● **AIM**: How many lines in this data contain the string "public"? Reply with the number only.

● **RECORDS SHOWN**:
----

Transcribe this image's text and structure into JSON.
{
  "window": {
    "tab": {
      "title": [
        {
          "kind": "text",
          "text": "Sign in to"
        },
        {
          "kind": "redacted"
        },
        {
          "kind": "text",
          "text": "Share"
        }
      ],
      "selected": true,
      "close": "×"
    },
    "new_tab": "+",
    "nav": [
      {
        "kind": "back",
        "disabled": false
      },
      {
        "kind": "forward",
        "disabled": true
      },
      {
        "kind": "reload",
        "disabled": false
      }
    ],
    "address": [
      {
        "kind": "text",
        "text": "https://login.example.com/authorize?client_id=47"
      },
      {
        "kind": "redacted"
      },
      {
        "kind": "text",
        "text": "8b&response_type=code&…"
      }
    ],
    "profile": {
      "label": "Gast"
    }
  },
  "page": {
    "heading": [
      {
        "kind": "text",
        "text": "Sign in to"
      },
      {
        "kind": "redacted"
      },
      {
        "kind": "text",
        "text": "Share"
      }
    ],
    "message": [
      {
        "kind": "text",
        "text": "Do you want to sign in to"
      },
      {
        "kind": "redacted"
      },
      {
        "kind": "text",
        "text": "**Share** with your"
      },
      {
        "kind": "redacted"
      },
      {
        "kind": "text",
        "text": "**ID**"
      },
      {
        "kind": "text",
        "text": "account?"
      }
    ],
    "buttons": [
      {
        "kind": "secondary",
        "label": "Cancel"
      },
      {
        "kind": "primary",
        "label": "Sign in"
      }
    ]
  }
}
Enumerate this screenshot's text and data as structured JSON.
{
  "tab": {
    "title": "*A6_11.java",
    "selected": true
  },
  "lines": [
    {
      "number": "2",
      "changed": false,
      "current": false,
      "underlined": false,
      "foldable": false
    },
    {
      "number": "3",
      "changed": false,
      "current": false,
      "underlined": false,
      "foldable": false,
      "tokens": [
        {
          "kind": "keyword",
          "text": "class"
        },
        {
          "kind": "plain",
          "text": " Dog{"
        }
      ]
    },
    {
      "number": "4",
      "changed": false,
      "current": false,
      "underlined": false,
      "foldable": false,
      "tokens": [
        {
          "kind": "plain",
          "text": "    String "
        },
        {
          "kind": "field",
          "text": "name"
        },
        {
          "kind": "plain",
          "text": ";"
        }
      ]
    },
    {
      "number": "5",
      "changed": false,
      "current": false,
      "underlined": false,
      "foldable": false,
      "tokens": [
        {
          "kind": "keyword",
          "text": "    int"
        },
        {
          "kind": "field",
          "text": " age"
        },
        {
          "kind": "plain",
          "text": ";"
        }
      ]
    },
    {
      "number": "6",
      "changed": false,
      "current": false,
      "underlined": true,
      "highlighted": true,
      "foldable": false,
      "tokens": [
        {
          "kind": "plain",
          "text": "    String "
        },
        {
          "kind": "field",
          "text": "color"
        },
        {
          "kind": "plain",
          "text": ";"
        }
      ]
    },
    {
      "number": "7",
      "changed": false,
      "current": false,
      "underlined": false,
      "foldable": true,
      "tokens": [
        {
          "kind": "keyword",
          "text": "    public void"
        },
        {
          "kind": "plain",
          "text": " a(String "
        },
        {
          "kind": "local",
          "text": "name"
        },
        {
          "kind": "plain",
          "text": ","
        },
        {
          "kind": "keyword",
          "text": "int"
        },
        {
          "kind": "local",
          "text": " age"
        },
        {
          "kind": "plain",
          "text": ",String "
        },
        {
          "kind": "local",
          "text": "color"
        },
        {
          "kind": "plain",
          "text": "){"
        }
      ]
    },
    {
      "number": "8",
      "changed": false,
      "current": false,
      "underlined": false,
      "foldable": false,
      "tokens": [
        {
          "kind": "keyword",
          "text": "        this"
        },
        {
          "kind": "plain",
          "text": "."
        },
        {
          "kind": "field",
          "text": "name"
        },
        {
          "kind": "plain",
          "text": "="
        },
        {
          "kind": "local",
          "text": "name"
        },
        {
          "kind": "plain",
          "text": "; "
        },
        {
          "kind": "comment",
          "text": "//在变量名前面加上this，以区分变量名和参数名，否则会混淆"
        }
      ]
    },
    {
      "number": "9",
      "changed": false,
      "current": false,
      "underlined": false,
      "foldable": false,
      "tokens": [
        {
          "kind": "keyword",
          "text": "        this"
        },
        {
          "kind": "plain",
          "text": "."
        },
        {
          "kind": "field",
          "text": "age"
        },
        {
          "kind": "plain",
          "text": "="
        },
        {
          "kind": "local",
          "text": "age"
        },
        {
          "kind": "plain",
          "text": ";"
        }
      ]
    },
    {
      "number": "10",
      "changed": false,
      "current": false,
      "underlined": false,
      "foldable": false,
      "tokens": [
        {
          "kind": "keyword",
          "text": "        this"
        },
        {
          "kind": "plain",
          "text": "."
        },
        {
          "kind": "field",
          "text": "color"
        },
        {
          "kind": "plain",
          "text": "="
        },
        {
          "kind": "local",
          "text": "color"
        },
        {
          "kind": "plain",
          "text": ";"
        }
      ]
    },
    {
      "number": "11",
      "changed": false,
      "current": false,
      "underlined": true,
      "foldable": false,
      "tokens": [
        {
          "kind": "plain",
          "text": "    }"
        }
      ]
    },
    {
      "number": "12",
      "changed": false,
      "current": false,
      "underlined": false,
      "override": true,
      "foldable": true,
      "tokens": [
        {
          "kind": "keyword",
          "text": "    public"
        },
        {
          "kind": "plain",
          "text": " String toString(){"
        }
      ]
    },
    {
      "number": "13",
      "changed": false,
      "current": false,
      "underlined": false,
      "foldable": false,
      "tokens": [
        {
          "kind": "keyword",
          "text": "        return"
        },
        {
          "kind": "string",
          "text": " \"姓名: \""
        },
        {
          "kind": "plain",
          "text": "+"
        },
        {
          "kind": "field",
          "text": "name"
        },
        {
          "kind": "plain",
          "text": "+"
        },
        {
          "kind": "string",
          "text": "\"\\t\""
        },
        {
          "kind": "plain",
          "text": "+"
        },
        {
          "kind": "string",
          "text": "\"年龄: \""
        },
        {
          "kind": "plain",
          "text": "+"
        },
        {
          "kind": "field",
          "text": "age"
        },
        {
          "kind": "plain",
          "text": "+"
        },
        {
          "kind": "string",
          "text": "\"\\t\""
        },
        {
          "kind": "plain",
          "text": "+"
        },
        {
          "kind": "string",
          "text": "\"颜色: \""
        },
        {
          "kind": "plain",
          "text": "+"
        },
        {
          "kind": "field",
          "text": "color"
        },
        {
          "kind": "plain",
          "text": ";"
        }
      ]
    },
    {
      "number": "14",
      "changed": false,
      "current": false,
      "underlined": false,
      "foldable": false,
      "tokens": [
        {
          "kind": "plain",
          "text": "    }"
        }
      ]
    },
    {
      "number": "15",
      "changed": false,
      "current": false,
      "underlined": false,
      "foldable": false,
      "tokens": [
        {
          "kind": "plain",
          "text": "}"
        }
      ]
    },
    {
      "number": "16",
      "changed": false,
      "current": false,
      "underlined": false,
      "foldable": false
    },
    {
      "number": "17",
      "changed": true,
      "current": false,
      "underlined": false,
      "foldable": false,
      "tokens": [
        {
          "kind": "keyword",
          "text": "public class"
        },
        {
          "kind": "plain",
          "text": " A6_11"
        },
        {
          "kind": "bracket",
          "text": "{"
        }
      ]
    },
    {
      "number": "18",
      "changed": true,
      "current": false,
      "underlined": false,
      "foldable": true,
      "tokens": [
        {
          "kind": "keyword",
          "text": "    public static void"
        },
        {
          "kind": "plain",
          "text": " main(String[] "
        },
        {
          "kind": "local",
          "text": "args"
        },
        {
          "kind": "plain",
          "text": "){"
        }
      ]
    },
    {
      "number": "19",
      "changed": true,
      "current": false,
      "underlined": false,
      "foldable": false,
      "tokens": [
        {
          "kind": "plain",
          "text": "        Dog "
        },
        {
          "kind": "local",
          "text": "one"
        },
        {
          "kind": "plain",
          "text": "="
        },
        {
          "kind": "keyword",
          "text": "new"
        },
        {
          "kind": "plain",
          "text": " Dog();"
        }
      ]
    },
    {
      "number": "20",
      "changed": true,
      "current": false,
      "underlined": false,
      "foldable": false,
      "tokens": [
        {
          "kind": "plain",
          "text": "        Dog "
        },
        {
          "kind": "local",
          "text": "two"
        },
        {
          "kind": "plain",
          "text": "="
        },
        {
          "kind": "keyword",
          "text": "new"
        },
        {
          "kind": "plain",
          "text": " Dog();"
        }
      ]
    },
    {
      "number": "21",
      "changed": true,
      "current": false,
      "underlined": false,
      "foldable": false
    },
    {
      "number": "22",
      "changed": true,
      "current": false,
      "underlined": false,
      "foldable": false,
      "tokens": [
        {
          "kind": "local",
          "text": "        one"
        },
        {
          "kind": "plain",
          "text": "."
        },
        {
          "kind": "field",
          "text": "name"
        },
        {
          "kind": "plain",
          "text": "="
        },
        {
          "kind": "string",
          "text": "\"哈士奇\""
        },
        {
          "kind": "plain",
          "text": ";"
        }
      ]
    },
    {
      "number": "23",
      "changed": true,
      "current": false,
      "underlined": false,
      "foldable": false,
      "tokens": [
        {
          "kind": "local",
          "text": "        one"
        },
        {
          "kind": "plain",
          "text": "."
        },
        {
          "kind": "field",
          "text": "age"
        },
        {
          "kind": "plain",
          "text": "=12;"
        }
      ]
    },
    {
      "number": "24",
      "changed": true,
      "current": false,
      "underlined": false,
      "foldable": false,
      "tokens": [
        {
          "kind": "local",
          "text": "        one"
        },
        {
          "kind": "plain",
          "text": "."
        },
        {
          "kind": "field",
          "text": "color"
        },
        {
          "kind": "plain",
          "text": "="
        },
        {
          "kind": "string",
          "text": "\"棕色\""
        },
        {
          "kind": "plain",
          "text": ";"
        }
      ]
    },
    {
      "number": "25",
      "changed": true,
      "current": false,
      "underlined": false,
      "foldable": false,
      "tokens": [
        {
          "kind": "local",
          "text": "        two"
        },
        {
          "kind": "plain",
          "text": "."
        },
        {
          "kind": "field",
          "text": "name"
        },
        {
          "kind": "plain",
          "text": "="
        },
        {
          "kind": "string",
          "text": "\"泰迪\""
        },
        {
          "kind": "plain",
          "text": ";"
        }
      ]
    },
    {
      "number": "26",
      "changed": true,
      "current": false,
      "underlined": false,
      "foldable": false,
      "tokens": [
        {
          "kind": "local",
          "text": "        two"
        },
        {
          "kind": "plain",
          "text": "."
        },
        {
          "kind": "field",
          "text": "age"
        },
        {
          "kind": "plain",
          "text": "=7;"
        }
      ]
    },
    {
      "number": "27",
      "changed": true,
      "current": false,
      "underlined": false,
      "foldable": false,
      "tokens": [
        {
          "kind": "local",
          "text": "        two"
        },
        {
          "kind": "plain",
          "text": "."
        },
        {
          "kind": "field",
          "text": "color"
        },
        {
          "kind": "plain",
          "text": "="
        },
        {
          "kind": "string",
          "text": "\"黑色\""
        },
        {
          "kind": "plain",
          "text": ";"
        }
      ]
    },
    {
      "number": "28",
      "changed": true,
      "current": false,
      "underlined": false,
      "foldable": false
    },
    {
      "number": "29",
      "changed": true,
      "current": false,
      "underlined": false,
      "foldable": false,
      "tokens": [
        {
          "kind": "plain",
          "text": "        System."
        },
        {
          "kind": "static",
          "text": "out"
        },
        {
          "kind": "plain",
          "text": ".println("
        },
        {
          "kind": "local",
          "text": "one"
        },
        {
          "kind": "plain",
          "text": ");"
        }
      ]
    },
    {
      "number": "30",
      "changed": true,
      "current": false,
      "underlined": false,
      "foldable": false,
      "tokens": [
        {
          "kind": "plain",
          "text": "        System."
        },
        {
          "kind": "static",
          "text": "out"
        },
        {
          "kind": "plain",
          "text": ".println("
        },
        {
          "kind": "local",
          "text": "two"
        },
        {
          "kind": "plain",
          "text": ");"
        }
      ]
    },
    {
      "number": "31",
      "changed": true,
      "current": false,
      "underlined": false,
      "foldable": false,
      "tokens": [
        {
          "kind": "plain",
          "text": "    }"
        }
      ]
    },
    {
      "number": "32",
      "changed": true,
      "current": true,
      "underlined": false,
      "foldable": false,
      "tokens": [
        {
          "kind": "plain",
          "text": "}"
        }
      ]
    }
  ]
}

----

● **COMPLETE ANSWER**: 4